# Task requirements:
Take each line containing the word "true" and copy it.

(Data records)

>>

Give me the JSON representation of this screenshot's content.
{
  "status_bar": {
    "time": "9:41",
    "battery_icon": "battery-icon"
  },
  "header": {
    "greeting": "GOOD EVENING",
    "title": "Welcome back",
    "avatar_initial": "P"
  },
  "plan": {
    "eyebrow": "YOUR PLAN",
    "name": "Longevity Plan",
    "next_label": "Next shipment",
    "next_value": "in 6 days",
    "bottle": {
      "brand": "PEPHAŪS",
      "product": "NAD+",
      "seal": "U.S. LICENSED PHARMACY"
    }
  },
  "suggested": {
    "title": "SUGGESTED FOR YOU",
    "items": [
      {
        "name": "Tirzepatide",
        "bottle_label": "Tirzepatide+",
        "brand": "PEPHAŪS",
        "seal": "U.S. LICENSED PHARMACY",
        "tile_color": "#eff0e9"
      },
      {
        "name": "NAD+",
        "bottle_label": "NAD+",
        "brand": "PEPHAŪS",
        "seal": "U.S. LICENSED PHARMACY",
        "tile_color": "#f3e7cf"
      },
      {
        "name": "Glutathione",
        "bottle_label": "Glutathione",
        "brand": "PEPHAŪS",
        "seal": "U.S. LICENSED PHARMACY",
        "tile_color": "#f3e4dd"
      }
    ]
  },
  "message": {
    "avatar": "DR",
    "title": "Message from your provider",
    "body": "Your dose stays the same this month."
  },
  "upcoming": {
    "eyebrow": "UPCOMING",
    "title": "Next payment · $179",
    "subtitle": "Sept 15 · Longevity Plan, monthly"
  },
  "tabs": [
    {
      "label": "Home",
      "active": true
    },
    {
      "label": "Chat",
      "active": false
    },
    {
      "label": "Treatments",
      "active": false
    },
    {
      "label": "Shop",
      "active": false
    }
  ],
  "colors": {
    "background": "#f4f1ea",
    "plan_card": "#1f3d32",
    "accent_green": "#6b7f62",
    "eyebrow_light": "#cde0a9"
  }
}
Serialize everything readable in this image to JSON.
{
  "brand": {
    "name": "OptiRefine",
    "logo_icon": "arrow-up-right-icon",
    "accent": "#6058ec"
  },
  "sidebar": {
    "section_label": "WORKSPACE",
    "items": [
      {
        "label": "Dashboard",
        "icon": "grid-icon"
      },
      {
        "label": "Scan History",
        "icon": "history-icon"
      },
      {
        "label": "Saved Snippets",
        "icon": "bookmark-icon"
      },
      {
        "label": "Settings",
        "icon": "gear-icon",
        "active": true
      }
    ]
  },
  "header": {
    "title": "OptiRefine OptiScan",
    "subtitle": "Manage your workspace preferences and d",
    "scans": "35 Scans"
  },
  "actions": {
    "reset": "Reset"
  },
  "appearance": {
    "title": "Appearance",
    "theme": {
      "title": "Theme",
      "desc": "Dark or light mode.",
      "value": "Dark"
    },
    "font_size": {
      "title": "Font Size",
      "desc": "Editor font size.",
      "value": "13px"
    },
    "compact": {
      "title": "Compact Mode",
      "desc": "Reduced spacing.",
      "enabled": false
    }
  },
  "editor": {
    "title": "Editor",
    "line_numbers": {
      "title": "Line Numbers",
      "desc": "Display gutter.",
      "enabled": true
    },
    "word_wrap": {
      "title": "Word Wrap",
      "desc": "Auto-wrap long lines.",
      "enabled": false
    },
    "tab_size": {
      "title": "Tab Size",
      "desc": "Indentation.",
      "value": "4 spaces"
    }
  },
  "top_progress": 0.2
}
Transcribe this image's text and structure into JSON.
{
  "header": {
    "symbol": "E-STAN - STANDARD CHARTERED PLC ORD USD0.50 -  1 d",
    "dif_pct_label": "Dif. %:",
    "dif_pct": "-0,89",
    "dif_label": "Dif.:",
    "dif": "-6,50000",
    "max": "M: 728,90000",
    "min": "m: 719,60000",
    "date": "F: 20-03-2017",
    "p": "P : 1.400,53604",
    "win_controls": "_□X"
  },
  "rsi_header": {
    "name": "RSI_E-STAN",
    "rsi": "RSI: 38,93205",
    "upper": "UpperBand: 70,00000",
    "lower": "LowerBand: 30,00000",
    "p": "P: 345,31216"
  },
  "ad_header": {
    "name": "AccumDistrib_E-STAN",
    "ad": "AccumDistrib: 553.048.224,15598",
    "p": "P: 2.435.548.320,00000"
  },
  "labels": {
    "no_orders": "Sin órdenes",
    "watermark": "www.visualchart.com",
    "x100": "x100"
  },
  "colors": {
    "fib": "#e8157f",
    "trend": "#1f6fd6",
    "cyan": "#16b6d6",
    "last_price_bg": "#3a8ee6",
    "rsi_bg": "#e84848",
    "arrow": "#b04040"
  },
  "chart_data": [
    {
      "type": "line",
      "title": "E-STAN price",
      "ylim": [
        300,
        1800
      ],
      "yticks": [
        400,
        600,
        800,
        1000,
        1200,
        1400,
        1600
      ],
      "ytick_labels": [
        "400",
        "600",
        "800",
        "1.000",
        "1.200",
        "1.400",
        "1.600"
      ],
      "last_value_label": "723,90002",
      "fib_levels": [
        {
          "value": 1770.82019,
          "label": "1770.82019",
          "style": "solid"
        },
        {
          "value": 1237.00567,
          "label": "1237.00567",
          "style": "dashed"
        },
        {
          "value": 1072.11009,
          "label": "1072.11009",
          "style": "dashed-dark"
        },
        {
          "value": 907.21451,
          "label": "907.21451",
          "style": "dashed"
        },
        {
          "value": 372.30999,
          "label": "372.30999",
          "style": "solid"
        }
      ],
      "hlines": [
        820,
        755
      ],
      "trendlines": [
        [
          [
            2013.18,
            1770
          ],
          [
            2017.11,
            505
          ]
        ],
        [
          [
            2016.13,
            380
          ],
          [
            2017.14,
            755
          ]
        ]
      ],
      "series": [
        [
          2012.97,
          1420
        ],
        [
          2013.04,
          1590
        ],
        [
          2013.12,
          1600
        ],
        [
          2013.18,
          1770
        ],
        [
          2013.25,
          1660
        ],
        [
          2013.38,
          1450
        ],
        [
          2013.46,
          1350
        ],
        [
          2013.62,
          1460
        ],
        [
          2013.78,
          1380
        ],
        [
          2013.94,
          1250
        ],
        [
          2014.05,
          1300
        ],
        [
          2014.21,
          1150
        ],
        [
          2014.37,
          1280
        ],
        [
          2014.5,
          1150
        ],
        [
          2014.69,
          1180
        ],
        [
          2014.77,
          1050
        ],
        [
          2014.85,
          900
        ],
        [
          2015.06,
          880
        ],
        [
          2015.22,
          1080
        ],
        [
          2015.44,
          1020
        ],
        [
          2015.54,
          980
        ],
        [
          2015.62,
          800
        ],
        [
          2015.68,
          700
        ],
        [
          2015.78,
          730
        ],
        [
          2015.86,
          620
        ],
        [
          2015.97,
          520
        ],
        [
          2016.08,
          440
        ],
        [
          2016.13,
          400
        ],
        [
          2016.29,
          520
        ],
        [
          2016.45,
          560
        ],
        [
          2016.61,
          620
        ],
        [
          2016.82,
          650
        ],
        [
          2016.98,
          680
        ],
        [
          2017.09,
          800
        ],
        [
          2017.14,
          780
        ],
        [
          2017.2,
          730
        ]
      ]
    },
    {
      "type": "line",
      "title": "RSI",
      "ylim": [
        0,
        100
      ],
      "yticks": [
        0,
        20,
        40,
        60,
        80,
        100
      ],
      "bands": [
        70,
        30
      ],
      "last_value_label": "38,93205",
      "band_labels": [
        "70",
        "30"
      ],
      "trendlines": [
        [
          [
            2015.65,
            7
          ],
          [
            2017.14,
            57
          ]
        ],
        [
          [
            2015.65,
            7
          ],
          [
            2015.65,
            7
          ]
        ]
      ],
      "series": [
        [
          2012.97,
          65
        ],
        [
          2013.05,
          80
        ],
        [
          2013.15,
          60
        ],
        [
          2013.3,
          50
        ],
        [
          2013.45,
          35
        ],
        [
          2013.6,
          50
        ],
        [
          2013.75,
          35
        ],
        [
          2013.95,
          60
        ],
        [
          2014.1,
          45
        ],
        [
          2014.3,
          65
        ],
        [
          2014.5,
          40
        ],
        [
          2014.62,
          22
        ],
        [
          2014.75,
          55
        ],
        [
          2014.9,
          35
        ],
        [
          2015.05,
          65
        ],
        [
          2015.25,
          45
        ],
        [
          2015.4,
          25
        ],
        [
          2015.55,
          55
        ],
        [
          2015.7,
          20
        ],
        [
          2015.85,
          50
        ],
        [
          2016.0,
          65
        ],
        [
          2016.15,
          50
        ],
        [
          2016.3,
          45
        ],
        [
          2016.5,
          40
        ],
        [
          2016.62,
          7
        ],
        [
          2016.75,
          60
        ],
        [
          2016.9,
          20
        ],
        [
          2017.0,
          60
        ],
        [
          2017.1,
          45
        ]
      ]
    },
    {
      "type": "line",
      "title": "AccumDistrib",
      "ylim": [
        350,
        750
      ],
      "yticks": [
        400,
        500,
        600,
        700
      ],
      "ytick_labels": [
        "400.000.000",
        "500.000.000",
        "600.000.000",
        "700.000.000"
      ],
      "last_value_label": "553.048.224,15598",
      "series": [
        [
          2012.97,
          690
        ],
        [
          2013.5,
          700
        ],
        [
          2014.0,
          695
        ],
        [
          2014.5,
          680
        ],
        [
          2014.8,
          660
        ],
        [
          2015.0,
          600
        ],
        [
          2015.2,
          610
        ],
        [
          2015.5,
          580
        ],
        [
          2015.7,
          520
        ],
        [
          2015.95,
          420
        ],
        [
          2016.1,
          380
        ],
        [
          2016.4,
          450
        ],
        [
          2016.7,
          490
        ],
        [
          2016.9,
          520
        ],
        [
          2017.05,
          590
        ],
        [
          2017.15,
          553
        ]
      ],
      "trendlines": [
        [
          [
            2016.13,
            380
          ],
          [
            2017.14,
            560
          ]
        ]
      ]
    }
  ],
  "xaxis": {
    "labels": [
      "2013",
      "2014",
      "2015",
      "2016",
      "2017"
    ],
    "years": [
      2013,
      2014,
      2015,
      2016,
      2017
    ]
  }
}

<<

# Solved exercise:
      "active": true
        "active": true
      "enabled": true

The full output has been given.